EXTRACTED DATA =>
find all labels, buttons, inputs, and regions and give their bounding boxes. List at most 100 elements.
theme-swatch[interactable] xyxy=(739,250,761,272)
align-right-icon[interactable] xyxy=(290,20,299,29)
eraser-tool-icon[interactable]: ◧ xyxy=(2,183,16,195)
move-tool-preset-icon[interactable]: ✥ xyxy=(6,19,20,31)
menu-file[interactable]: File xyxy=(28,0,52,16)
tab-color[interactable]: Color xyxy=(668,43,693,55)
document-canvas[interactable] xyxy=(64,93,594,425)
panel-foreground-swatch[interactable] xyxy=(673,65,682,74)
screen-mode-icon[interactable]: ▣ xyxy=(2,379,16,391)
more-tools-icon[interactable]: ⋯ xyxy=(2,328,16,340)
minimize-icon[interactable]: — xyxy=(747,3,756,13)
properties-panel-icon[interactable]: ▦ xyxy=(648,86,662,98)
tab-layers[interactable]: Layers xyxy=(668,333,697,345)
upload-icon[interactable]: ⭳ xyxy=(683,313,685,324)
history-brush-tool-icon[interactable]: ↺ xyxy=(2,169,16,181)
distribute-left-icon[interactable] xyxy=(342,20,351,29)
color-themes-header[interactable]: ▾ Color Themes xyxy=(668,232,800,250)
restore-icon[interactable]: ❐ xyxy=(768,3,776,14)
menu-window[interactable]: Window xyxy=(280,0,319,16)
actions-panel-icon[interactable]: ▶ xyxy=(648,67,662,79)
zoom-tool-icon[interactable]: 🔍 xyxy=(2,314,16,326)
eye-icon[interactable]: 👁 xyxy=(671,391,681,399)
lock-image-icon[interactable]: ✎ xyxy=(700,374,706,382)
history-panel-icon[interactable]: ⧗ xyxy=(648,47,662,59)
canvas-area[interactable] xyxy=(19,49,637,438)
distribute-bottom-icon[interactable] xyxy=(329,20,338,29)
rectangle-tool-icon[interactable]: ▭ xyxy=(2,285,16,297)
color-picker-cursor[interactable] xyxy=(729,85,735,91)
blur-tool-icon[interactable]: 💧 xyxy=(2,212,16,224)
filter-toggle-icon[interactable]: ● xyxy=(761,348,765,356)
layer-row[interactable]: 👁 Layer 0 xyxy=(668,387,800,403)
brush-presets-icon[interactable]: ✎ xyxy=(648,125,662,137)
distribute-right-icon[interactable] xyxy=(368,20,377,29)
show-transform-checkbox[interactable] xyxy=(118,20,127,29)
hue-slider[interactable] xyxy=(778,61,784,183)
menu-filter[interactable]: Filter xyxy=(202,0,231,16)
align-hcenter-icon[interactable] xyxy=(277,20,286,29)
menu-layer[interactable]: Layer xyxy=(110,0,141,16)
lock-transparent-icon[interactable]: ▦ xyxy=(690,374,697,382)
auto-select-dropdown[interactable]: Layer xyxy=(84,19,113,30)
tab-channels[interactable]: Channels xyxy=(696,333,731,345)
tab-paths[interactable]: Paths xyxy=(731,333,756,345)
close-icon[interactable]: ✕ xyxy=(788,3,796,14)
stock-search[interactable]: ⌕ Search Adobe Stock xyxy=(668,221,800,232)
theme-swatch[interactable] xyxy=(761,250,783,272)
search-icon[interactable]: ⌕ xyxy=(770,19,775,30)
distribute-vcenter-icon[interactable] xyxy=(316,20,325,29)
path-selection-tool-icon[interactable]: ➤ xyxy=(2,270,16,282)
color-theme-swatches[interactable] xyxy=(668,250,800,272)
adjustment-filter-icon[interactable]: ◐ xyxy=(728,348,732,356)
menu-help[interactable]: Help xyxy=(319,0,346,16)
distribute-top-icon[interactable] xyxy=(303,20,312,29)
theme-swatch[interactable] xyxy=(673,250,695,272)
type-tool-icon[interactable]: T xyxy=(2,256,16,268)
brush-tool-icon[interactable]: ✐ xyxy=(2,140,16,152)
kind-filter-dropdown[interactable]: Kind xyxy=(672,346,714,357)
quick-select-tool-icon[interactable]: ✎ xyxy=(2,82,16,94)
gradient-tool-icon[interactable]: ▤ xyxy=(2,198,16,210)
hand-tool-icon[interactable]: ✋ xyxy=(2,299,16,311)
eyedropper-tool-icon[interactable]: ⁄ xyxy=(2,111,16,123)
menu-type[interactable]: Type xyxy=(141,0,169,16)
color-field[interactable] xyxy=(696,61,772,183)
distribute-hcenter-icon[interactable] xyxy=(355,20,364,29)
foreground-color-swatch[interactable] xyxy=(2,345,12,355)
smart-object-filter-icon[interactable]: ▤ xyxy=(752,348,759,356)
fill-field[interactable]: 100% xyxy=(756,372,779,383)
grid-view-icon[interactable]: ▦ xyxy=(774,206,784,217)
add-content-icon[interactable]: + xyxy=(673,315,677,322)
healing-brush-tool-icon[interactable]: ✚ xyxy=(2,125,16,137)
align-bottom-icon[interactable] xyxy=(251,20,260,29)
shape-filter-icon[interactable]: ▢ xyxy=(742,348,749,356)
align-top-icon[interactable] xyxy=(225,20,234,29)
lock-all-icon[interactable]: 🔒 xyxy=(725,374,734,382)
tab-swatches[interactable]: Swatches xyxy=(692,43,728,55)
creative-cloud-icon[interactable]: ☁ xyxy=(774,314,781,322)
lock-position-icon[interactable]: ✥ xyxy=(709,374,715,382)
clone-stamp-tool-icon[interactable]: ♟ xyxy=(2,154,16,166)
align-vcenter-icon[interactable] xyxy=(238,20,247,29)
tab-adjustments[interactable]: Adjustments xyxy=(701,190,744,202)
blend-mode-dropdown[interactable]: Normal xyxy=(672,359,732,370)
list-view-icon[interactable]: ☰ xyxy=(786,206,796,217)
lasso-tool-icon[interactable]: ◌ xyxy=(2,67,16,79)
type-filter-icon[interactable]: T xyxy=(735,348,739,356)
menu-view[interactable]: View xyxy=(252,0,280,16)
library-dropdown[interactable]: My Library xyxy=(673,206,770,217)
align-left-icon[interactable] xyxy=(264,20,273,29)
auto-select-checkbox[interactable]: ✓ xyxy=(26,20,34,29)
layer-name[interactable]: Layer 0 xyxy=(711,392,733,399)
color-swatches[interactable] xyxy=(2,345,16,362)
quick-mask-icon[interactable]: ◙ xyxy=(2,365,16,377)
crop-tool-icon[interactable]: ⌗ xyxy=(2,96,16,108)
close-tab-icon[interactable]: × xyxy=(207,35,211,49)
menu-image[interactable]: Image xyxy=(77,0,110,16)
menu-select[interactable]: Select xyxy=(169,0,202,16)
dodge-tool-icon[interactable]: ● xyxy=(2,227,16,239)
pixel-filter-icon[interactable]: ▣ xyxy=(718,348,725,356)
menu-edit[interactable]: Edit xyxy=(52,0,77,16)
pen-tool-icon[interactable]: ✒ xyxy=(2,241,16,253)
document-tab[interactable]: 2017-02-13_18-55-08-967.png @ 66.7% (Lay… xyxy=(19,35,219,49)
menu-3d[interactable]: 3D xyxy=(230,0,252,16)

STATED GOAL => Write every line of the material above as a JSON list of strings, one string per line, skipping blank lines.

RESULT OF THE EXERCISE =>
[
  "find all labels, buttons, inputs, and regions and give their bounding boxes. List at most 100 elements.",
  "theme-swatch[interactable] xyxy=(739,250,761,272)",
  "align-right-icon[interactable] xyxy=(290,20,299,29)",
  "eraser-tool-icon[interactable]: ◧ xyxy=(2,183,16,195)",
  "move-tool-preset-icon[interactable]: ✥ xyxy=(6,19,20,31)",
  "menu-file[interactable]: File xyxy=(28,0,52,16)",
  "tab-color[interactable]: Color xyxy=(668,43,693,55)",
  "document-canvas[interactable] xyxy=(64,93,594,425)",
  "panel-foreground-swatch[interactable] xyxy=(673,65,682,74)",
  "screen-mode-icon[interactable]: ▣ xyxy=(2,379,16,391)",
  "more-tools-icon[interactable]: ⋯ xyxy=(2,328,16,340)",
  "minimize-icon[interactable]: — xyxy=(747,3,756,13)",
  "properties-panel-icon[interactable]: ▦ xyxy=(648,86,662,98)",
  "tab-layers[interactable]: Layers xyxy=(668,333,697,345)",
  "upload-icon[interactable]: ⭳ xyxy=(683,313,685,324)",
  "history-brush-tool-icon[interactable]: ↺ xyxy=(2,169,16,181)",
  "distribute-left-icon[interactable] xyxy=(342,20,351,29)",
  "color-themes-header[interactable]: ▾ Color Themes xyxy=(668,232,800,250)",
  "restore-icon[interactable]: ❐ xyxy=(768,3,776,14)",
  "menu-window[interactable]: Window xyxy=(280,0,319,16)",
  "actions-panel-icon[interactable]: ▶ xyxy=(648,67,662,79)",
  "zoom-tool-icon[interactable]: 🔍 xyxy=(2,314,16,326)",
  "eye-icon[interactable]: 👁 xyxy=(671,391,681,399)",
  "lock-image-icon[interactable]: ✎ xyxy=(700,374,706,382)",
  "history-panel-icon[interactable]: ⧗ xyxy=(648,47,662,59)",
  "canvas-area[interactable] xyxy=(19,49,637,438)",
  "distribute-bottom-icon[interactable] xyxy=(329,20,338,29)",
  "rectangle-tool-icon[interactable]: ▭ xyxy=(2,285,16,297)",
  "color-picker-cursor[interactable] xyxy=(729,85,735,91)",
  "blur-tool-icon[interactable]: 💧 xyxy=(2,212,16,224)",
  "filter-toggle-icon[interactable]: ● xyxy=(761,348,765,356)",
  "layer-row[interactable]: 👁 Layer 0 xyxy=(668,387,800,403)",
  "brush-presets-icon[interactable]: ✎ xyxy=(648,125,662,137)",
  "distribute-right-icon[interactable] xyxy=(368,20,377,29)",
  "show-transform-checkbox[interactable] xyxy=(118,20,127,29)",
  "hue-slider[interactable] xyxy=(778,61,784,183)",
  "menu-filter[interactable]: Filter xyxy=(202,0,231,16)",
  "align-hcenter-icon[interactable] xyxy=(277,20,286,29)",
  "menu-layer[interactable]: Layer xyxy=(110,0,141,16)",
  "lock-transparent-icon[interactable]: ▦ xyxy=(690,374,697,382)",
  "auto-select-dropdown[interactable]: Layer xyxy=(84,19,113,30)",
  "tab-channels[interactable]: Channels xyxy=(696,333,731,345)",
  "tab-paths[interactable]: Paths xyxy=(731,333,756,345)",
  "close-icon[interactable]: ✕ xyxy=(788,3,796,14)",
  "stock-search[interactable]: ⌕ Search Adobe Stock xyxy=(668,221,800,232)",
  "theme-swatch[interactable] xyxy=(761,250,783,272)",
  "search-icon[interactable]: ⌕ xyxy=(770,19,775,30)",
  "distribute-vcenter-icon[interactable] xyxy=(316,20,325,29)",
  "path-selection-tool-icon[interactable]: ➤ xyxy=(2,270,16,282)",
  "color-theme-swatches[interactable] xyxy=(668,250,800,272)",
  "adjustment-filter-icon[interactable]: ◐ xyxy=(728,348,732,356)",
  "menu-help[interactable]: Help xyxy=(319,0,346,16)",
  "distribute-top-icon[interactable] xyxy=(303,20,312,29)",
  "theme-swatch[interactable] xyxy=(673,250,695,272)",
  "type-tool-icon[interactable]: T xyxy=(2,256,16,268)",
  "brush-tool-icon[interactable]: ✐ xyxy=(2,140,16,152)",
  "kind-filter-dropdown[interactable]: Kind xyxy=(672,346,714,357)",
  "quick-select-tool-icon[interactable]: ✎ xyxy=(2,82,16,94)",
  "gradient-tool-icon[interactable]: ▤ xyxy=(2,198,16,210)",
  "hand-tool-icon[interactable]: ✋ xyxy=(2,299,16,311)",
  "eyedropper-tool-icon[interactable]: ⁄ xyxy=(2,111,16,123)",
  "menu-type[interactable]: Type xyxy=(141,0,169,16)",
  "color-field[interactable] xyxy=(696,61,772,183)",
  "distribute-hcenter-icon[interactable] xyxy=(355,20,364,29)",
  "foreground-color-swatch[interactable] xyxy=(2,345,12,355)",
  "smart-object-filter-icon[interactable]: ▤ xyxy=(752,348,759,356)",
  "fill-field[interactable]: 100% xyxy=(756,372,779,383)",
  "grid-view-icon[interactable]: ▦ xyxy=(774,206,784,217)",
  "add-content-icon[interactable]: + xyxy=(673,315,677,322)",
  "healing-brush-tool-icon[interactable]: ✚ xyxy=(2,125,16,137)",
  "align-bottom-icon[interactable] xyxy=(251,20,260,29)",
  "shape-filter-icon[interactable]: ▢ xyxy=(742,348,749,356)",
  "align-top-icon[interactable] xyxy=(225,20,234,29)",
  "lock-all-icon[interactable]: 🔒 xyxy=(725,374,734,382)",
  "tab-swatches[interactable]: Swatches xyxy=(692,43,728,55)",
  "creative-cloud-icon[interactable]: ☁ xyxy=(774,314,781,322)",
  "lock-position-icon[interactable]: ✥ xyxy=(709,374,715,382)",
  "clone-stamp-tool-icon[interactable]: ♟ xyxy=(2,154,16,166)",
  "align-vcenter-icon[interactable] xyxy=(238,20,247,29)",
  "tab-adjustments[interactable]: Adjustments xyxy=(701,190,744,202)",
  "blend-mode-dropdown[interactable]: Normal xyxy=(672,359,732,370)",
  "list-view-icon[interactable]: ☰ xyxy=(786,206,796,217)",
  "lasso-tool-icon[interactable]: ◌ xyxy=(2,67,16,79)",
  "type-filter-icon[interactable]: T xyxy=(735,348,739,356)",
  "menu-view[interactable]: View xyxy=(252,0,280,16)",
  "library-dropdown[interactable]: My Library xyxy=(673,206,770,217)",
  "align-left-icon[interactable] xyxy=(264,20,273,29)",
  "auto-select-checkbox[interactable]: ✓ xyxy=(26,20,34,29)",
  "layer-name[interactable]: Layer 0 xyxy=(711,392,733,399)",
  "color-swatches[interactable] xyxy=(2,345,16,362)",
  "quick-mask-icon[interactable]: ◙ xyxy=(2,365,16,377)",
  "crop-tool-icon[interactable]: ⌗ xyxy=(2,96,16,108)",
  "close-tab-icon[interactable]: × xyxy=(207,35,211,49)",
  "menu-image[interactable]: Image xyxy=(77,0,110,16)",
  "menu-select[interactable]: Select xyxy=(169,0,202,16)",
  "dodge-tool-icon[interactable]: ● xyxy=(2,227,16,239)",
  "pixel-filter-icon[interactable]: ▣ xyxy=(718,348,725,356)",
  "menu-edit[interactable]: Edit xyxy=(52,0,77,16)",
  "pen-tool-icon[interactable]: ✒ xyxy=(2,241,16,253)",
  "document-tab[interactable]: 2017-02-13_18-55-08-967.png @ 66.7% (Lay… xyxy=(19,35,219,49)",
  "menu-3d[interactable]: 3D xyxy=(230,0,252,16)"
]